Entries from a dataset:
•••••

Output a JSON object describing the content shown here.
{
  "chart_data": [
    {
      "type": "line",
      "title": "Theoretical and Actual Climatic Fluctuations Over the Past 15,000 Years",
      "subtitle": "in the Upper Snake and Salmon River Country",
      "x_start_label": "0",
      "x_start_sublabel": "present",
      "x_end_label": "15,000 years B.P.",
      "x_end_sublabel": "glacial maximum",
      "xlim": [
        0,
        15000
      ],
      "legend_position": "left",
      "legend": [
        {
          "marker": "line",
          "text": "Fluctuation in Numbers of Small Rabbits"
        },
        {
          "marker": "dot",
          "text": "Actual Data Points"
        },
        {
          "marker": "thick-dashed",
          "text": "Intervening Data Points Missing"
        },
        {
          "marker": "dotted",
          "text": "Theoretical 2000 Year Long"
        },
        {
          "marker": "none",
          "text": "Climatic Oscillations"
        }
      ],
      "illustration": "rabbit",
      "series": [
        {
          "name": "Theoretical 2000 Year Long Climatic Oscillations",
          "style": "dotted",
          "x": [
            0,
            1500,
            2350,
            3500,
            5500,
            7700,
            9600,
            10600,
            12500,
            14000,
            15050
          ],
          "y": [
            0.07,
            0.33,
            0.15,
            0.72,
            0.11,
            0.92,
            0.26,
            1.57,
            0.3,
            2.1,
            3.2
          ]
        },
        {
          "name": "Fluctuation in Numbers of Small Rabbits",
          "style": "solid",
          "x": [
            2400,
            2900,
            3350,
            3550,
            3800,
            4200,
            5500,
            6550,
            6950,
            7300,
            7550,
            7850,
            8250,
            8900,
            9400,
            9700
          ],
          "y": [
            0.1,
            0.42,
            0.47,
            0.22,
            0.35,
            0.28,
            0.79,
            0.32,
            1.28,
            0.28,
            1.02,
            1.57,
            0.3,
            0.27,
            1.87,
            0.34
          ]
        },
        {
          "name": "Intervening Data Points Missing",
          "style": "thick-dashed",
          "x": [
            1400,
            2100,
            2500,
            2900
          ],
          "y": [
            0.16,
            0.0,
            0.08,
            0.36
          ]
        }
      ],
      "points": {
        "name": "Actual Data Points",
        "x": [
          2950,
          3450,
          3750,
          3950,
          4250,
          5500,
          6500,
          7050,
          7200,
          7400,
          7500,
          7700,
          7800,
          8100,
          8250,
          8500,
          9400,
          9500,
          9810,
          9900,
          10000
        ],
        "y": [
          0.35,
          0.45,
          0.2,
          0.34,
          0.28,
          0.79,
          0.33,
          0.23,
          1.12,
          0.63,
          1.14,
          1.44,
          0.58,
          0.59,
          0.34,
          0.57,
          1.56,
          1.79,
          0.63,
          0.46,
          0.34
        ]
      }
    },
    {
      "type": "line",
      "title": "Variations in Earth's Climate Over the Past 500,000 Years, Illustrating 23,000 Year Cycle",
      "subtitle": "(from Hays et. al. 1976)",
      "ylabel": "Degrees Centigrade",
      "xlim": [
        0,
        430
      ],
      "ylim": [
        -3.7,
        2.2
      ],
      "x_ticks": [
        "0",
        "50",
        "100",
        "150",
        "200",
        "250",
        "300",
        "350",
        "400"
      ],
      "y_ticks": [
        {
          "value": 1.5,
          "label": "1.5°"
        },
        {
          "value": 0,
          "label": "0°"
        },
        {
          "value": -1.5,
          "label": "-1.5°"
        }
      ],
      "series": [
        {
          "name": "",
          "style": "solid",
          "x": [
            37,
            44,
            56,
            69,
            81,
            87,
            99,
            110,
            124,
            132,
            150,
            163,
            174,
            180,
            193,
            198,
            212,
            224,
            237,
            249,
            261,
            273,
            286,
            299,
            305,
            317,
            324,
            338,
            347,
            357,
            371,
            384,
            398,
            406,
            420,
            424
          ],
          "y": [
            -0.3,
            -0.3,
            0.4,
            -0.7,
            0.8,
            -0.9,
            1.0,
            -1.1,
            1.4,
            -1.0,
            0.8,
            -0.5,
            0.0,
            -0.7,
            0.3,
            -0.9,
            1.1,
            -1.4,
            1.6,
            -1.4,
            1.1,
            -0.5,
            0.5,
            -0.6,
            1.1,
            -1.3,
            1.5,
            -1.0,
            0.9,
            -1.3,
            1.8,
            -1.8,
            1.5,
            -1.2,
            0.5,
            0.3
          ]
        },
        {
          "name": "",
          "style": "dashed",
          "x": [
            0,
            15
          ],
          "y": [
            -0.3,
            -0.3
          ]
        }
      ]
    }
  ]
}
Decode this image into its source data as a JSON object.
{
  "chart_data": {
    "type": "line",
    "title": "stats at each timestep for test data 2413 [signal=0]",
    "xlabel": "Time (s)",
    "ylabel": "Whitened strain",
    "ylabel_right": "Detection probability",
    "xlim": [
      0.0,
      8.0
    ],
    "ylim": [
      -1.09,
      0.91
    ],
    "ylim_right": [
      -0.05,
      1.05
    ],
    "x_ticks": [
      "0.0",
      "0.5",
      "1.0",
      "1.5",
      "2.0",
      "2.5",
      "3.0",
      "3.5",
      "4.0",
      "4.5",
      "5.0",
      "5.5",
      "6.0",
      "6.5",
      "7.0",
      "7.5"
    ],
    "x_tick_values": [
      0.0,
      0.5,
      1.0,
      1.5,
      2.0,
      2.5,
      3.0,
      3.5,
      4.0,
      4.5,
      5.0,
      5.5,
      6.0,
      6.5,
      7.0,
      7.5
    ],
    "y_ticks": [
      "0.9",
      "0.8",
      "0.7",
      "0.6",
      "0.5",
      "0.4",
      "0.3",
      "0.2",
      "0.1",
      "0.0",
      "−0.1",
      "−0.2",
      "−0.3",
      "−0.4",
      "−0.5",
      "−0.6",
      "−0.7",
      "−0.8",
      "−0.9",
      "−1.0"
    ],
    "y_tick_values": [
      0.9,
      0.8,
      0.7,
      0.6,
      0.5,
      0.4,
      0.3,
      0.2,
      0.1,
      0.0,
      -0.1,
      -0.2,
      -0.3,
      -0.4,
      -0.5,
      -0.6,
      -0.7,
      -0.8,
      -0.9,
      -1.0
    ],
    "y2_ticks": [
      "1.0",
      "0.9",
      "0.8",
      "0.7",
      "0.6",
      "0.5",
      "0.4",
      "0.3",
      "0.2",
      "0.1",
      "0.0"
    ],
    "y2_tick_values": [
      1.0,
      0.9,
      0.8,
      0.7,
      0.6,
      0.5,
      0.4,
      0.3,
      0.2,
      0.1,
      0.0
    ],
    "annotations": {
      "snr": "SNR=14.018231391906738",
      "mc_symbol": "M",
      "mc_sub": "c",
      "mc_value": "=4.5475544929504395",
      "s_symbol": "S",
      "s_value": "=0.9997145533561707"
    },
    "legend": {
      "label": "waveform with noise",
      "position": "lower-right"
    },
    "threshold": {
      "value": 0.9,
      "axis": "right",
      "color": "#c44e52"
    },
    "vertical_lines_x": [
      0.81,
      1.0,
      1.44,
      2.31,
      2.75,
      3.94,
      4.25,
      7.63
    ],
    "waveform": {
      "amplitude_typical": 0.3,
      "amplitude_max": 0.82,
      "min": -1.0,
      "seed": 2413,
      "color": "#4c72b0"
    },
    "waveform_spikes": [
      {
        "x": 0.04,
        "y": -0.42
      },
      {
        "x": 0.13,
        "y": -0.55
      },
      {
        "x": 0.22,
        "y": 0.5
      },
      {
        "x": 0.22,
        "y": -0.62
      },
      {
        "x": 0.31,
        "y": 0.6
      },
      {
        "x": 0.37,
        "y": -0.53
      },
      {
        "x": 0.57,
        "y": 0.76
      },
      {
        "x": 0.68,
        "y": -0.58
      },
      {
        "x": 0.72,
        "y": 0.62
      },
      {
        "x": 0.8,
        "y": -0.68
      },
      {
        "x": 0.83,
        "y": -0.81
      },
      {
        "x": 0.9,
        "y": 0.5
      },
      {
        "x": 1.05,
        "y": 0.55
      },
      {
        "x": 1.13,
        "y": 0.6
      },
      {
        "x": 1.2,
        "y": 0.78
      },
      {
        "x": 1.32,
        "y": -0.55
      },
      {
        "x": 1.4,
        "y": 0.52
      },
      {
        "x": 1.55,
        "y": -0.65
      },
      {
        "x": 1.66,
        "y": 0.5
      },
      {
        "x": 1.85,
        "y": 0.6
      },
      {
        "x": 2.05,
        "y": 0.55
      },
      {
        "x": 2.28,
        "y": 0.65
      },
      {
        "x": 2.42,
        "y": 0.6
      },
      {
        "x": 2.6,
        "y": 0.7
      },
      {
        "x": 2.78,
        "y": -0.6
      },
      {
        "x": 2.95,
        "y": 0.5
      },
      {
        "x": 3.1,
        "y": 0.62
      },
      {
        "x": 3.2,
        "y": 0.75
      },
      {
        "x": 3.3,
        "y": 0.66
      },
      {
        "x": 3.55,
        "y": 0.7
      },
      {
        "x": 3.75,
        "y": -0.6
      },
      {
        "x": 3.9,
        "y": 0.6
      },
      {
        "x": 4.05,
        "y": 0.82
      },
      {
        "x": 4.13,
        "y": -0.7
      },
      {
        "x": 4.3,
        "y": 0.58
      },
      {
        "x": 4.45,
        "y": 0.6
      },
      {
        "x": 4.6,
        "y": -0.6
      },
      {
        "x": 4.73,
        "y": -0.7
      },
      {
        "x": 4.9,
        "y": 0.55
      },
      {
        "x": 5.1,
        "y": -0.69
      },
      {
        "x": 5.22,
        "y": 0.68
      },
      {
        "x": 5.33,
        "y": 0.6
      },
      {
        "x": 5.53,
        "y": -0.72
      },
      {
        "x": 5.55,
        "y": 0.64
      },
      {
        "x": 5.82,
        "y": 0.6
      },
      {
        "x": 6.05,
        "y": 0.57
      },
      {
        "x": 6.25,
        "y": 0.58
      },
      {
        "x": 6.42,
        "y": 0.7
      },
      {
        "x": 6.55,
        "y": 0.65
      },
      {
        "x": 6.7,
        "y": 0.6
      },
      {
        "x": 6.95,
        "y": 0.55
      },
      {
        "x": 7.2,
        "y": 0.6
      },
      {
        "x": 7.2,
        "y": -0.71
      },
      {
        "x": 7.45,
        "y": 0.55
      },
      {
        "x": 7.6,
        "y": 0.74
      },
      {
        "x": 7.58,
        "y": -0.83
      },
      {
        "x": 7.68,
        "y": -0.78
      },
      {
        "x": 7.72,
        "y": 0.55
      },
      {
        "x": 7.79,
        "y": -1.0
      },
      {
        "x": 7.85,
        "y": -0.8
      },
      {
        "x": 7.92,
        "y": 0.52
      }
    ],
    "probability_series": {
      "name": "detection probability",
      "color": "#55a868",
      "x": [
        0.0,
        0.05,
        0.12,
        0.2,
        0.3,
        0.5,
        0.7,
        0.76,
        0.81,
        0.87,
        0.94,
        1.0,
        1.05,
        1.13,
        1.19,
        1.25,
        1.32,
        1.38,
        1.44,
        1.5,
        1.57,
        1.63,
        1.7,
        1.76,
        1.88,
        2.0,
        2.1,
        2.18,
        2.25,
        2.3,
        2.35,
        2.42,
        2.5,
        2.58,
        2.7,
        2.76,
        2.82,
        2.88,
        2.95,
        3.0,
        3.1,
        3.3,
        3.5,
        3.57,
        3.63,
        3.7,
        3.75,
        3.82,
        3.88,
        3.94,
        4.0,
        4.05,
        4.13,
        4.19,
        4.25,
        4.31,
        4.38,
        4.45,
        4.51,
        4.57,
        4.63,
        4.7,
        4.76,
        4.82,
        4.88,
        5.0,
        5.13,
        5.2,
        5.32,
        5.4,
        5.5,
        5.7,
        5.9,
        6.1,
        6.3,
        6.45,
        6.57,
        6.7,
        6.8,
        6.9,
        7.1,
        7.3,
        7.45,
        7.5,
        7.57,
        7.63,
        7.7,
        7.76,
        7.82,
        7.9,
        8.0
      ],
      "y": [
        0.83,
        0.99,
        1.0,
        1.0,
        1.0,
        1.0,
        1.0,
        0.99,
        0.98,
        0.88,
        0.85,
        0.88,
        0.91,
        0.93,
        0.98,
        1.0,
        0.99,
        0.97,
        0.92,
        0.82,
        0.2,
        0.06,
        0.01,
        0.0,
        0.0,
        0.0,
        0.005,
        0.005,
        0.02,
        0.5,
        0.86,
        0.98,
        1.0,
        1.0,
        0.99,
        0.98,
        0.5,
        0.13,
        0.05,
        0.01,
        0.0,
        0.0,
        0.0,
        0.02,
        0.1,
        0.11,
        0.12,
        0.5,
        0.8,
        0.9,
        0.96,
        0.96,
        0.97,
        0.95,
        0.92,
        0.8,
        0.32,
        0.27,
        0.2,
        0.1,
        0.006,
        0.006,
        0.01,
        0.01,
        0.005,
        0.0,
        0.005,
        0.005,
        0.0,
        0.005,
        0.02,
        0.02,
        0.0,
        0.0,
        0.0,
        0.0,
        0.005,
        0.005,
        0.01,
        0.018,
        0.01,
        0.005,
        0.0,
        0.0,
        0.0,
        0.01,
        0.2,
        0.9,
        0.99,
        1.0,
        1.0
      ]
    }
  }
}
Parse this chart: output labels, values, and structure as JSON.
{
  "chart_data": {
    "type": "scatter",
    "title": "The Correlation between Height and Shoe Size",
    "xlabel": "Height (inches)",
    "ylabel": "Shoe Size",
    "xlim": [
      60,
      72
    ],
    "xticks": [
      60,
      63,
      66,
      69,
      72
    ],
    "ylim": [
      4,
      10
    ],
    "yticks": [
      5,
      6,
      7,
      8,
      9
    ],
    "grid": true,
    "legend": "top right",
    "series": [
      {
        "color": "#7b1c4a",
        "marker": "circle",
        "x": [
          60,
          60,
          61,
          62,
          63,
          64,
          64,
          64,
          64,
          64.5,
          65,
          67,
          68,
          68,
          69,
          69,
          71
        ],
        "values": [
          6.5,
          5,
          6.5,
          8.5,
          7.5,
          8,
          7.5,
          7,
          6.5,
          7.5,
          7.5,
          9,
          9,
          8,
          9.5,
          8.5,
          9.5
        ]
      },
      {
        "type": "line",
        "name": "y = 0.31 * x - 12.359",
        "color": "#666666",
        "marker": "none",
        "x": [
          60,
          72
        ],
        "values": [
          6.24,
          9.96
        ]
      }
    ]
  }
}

•••••

■ **Prompt**
Return each line of the listing that holds the string "thick".

■ **Output of the exercise**
          "marker": "thick-dashed",
          "style": "thick-dashed",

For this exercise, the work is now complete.